» **WORK TO BE COMPLETED**:
Write out the entries verbatim and leave the images out of the copy.

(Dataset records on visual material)
════════════════

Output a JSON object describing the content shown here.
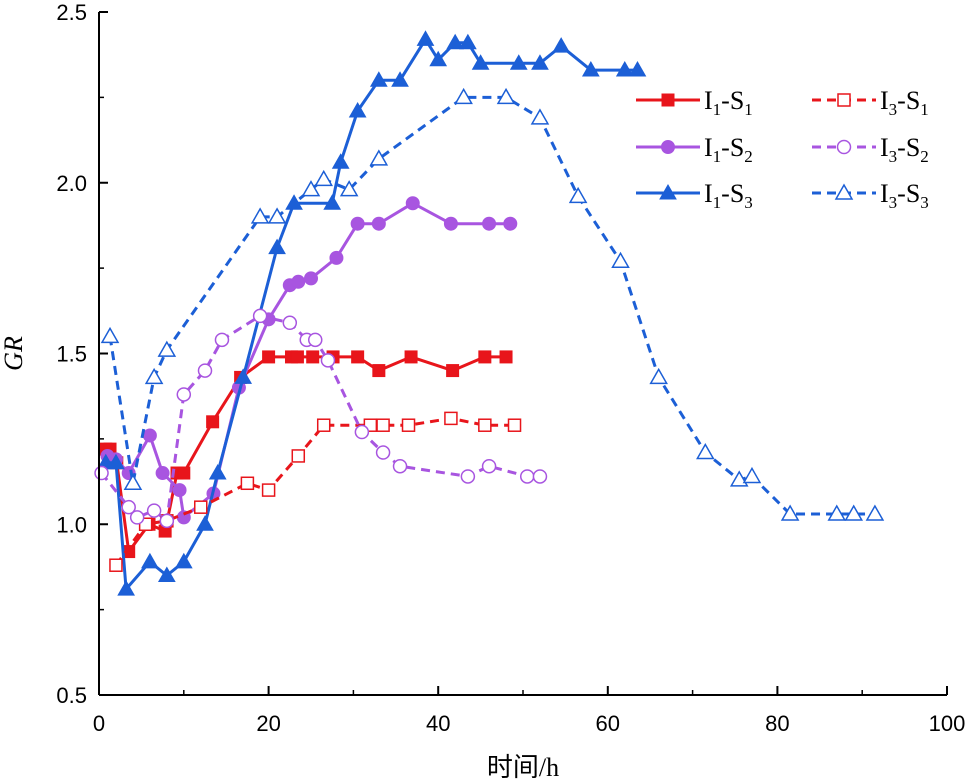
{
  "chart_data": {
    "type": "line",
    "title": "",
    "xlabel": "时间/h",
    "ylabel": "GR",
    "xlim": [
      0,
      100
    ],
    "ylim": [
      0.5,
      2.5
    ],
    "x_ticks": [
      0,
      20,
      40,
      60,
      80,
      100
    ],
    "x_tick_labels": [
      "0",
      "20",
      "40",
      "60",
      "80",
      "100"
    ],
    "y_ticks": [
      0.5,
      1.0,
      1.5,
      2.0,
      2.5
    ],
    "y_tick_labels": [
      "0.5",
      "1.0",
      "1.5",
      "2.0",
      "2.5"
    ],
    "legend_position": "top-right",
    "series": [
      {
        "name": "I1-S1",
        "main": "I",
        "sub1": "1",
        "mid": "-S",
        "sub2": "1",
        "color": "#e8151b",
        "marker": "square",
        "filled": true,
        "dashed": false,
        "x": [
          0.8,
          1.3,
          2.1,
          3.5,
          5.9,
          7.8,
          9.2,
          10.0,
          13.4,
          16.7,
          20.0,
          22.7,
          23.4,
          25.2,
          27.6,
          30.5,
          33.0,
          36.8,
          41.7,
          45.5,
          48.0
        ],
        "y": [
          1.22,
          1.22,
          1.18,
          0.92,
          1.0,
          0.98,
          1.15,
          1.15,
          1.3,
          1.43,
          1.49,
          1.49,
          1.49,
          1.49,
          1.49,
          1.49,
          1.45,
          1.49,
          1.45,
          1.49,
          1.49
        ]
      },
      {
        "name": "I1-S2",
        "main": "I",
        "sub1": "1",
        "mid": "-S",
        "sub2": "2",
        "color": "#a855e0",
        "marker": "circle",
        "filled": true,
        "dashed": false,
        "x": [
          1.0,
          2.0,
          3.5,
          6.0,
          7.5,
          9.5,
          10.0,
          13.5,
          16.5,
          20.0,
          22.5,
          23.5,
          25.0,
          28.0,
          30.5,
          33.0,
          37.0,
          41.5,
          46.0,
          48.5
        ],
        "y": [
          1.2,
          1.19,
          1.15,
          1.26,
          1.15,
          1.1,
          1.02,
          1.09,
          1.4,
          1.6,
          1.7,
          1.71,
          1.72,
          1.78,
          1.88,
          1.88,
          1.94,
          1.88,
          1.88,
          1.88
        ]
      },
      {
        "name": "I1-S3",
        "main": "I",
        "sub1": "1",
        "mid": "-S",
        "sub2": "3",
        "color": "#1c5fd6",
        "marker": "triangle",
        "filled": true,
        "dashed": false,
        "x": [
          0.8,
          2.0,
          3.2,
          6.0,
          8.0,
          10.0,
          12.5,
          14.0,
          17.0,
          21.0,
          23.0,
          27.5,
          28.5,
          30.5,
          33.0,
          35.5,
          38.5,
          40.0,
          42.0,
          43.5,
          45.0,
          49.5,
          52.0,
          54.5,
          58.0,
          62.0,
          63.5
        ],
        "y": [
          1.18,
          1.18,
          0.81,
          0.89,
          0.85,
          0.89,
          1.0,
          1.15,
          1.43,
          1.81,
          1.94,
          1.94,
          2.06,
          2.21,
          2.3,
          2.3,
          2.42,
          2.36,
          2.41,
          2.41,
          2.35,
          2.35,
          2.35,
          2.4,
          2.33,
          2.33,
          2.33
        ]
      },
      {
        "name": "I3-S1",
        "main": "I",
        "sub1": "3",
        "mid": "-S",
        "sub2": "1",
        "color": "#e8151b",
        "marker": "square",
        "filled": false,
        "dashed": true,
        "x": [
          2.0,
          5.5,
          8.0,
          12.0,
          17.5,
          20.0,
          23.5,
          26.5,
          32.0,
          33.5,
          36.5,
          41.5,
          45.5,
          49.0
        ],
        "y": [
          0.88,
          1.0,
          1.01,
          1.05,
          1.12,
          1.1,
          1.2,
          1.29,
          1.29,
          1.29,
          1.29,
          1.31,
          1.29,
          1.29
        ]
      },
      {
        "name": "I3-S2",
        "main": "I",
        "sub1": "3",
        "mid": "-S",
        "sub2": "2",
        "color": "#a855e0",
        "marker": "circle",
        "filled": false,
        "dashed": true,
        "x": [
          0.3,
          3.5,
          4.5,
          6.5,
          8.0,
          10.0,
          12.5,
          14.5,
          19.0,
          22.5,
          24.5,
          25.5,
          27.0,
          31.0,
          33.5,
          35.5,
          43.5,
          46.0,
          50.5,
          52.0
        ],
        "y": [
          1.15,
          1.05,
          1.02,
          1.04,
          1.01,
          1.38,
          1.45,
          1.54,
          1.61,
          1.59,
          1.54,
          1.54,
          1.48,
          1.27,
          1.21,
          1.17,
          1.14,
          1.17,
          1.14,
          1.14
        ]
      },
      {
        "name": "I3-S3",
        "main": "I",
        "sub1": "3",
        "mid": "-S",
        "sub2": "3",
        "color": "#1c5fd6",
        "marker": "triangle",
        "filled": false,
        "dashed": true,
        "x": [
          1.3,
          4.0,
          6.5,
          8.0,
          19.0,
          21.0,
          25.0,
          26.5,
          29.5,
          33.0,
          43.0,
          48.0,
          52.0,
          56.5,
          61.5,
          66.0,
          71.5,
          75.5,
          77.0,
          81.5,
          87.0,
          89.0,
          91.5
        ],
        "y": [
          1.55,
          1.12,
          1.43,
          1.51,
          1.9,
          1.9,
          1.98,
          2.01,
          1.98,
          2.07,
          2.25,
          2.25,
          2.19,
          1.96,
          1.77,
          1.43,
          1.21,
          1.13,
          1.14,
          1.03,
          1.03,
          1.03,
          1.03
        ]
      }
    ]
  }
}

════════════════

» **TASK OUTPUT**:
Output a JSON object describing the content shown here.
{
  "chart_data": {
    "type": "line",
    "title": "",
    "xlabel": "时间/h",
    "ylabel": "GR",
    "xlim": [
      0,
      100
    ],
    "ylim": [
      0.5,
      2.5
    ],
    "x_ticks": [
      0,
      20,
      40,
      60,
      80,
      100
    ],
    "x_tick_labels": [
      "0",
      "20",
      "40",
      "60",
      "80",
      "100"
    ],
    "y_ticks": [
      0.5,
      1.0,
      1.5,
      2.0,
      2.5
    ],
    "y_tick_labels": [
      "0.5",
      "1.0",
      "1.5",
      "2.0",
      "2.5"
    ],
    "legend_position": "top-right",
    "series": [
      {
        "name": "I1-S1",
        "main": "I",
        "sub1": "1",
        "mid": "-S",
        "sub2": "1",
        "color": "#e8151b",
        "marker": "square",
        "filled": true,
        "dashed": false,
        "x": [
          0.8,
          1.3,
          2.1,
          3.5,
          5.9,
          7.8,
          9.2,
          10.0,
          13.4,
          16.7,
          20.0,
          22.7,
          23.4,
          25.2,
          27.6,
          30.5,
          33.0,
          36.8,
          41.7,
          45.5,
          48.0
        ],
        "y": [
          1.22,
          1.22,
          1.18,
          0.92,
          1.0,
          0.98,
          1.15,
          1.15,
          1.3,
          1.43,
          1.49,
          1.49,
          1.49,
          1.49,
          1.49,
          1.49,
          1.45,
          1.49,
          1.45,
          1.49,
          1.49
        ]
      },
      {
        "name": "I1-S2",
        "main": "I",
        "sub1": "1",
        "mid": "-S",
        "sub2": "2",
        "color": "#a855e0",
        "marker": "circle",
        "filled": true,
        "dashed": false,
        "x": [
          1.0,
          2.0,
          3.5,
          6.0,
          7.5,
          9.5,
          10.0,
          13.5,
          16.5,
          20.0,
          22.5,
          23.5,
          25.0,
          28.0,
          30.5,
          33.0,
          37.0,
          41.5,
          46.0,
          48.5
        ],
        "y": [
          1.2,
          1.19,
          1.15,
          1.26,
          1.15,
          1.1,
          1.02,
          1.09,
          1.4,
          1.6,
          1.7,
          1.71,
          1.72,
          1.78,
          1.88,
          1.88,
          1.94,
          1.88,
          1.88,
          1.88
        ]
      },
      {
        "name": "I1-S3",
        "main": "I",
        "sub1": "1",
        "mid": "-S",
        "sub2": "3",
        "color": "#1c5fd6",
        "marker": "triangle",
        "filled": true,
        "dashed": false,
        "x": [
          0.8,
          2.0,
          3.2,
          6.0,
          8.0,
          10.0,
          12.5,
          14.0,
          17.0,
          21.0,
          23.0,
          27.5,
          28.5,
          30.5,
          33.0,
          35.5,
          38.5,
          40.0,
          42.0,
          43.5,
          45.0,
          49.5,
          52.0,
          54.5,
          58.0,
          62.0,
          63.5
        ],
        "y": [
          1.18,
          1.18,
          0.81,
          0.89,
          0.85,
          0.89,
          1.0,
          1.15,
          1.43,
          1.81,
          1.94,
          1.94,
          2.06,
          2.21,
          2.3,
          2.3,
          2.42,
          2.36,
          2.41,
          2.41,
          2.35,
          2.35,
          2.35,
          2.4,
          2.33,
          2.33,
          2.33
        ]
      },
      {
        "name": "I3-S1",
        "main": "I",
        "sub1": "3",
        "mid": "-S",
        "sub2": "1",
        "color": "#e8151b",
        "marker": "square",
        "filled": false,
        "dashed": true,
        "x": [
          2.0,
          5.5,
          8.0,
          12.0,
          17.5,
          20.0,
          23.5,
          26.5,
          32.0,
          33.5,
          36.5,
          41.5,
          45.5,
          49.0
        ],
        "y": [
          0.88,
          1.0,
          1.01,
          1.05,
          1.12,
          1.1,
          1.2,
          1.29,
          1.29,
          1.29,
          1.29,
          1.31,
          1.29,
          1.29
        ]
      },
      {
        "name": "I3-S2",
        "main": "I",
        "sub1": "3",
        "mid": "-S",
        "sub2": "2",
        "color": "#a855e0",
        "marker": "circle",
        "filled": false,
        "dashed": true,
        "x": [
          0.3,
          3.5,
          4.5,
          6.5,
          8.0,
          10.0,
          12.5,
          14.5,
          19.0,
          22.5,
          24.5,
          25.5,
          27.0,
          31.0,
          33.5,
          35.5,
          43.5,
          46.0,
          50.5,
          52.0
        ],
        "y": [
          1.15,
          1.05,
          1.02,
          1.04,
          1.01,
          1.38,
          1.45,
          1.54,
          1.61,
          1.59,
          1.54,
          1.54,
          1.48,
          1.27,
          1.21,
          1.17,
          1.14,
          1.17,
          1.14,
          1.14
        ]
      },
      {
        "name": "I3-S3",
        "main": "I",
        "sub1": "3",
        "mid": "-S",
        "sub2": "3",
        "color": "#1c5fd6",
        "marker": "triangle",
        "filled": false,
        "dashed": true,
        "x": [
          1.3,
          4.0,
          6.5,
          8.0,
          19.0,
          21.0,
          25.0,
          26.5,
          29.5,
          33.0,
          43.0,
          48.0,
          52.0,
          56.5,
          61.5,
          66.0,
          71.5,
          75.5,
          77.0,
          81.5,
          87.0,
          89.0,
          91.5
        ],
        "y": [
          1.55,
          1.12,
          1.43,
          1.51,
          1.9,
          1.9,
          1.98,
          2.01,
          1.98,
          2.07,
          2.25,
          2.25,
          2.19,
          1.96,
          1.77,
          1.43,
          1.21,
          1.13,
          1.14,
          1.03,
          1.03,
          1.03,
          1.03
        ]
      }
    ]
  }
}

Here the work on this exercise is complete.